> [TO BE DONE] Select every line of the data that contains the string "Battery".

----

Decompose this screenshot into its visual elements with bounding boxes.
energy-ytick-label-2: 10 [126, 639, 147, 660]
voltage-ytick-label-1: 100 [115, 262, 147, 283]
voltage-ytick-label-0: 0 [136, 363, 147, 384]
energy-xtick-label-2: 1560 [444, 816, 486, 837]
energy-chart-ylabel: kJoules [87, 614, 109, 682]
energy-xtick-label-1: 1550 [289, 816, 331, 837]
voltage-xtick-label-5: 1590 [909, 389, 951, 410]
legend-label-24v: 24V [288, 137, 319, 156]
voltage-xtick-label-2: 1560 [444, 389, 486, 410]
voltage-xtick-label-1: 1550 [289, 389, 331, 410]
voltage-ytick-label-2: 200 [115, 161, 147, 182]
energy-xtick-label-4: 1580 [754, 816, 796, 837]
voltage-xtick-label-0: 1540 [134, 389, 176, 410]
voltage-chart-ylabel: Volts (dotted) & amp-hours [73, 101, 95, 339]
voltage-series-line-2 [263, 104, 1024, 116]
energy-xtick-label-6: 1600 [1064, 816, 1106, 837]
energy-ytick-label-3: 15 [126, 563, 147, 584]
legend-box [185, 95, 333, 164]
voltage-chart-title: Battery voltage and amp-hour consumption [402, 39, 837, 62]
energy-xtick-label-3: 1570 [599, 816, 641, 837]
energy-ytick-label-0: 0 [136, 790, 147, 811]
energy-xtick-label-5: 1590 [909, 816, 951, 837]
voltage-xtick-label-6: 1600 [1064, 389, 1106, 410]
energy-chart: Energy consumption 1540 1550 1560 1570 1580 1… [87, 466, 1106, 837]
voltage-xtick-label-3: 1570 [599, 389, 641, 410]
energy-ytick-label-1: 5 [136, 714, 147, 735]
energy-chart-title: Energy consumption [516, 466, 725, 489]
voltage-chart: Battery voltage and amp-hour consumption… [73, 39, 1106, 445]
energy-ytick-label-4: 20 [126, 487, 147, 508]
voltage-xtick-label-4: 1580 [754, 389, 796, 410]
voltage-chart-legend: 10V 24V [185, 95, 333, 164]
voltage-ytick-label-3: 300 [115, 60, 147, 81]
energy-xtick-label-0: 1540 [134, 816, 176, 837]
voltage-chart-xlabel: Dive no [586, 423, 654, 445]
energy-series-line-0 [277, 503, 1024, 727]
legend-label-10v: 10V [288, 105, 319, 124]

----

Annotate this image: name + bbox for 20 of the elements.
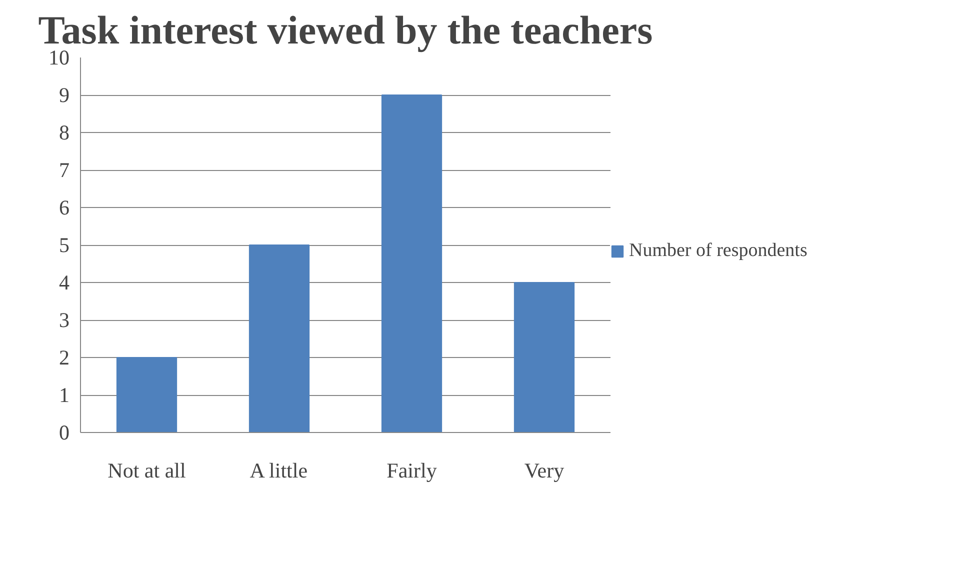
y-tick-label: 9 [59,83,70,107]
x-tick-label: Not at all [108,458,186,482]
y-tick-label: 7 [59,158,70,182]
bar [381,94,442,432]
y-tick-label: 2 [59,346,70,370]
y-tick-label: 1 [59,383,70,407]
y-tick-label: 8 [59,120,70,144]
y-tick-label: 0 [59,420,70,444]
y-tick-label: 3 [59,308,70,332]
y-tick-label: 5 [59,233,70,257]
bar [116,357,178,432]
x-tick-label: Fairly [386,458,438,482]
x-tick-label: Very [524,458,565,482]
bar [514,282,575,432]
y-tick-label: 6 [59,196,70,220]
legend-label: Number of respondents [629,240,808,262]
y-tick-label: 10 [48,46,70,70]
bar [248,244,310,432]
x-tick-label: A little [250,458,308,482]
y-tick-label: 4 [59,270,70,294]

----

> [THE ANSWER]
voltage-chart-title: Battery voltage and amp-hour consumption [402, 39, 837, 62]
voltage-chart: Battery voltage and amp-hour consumption… [73, 39, 1106, 445]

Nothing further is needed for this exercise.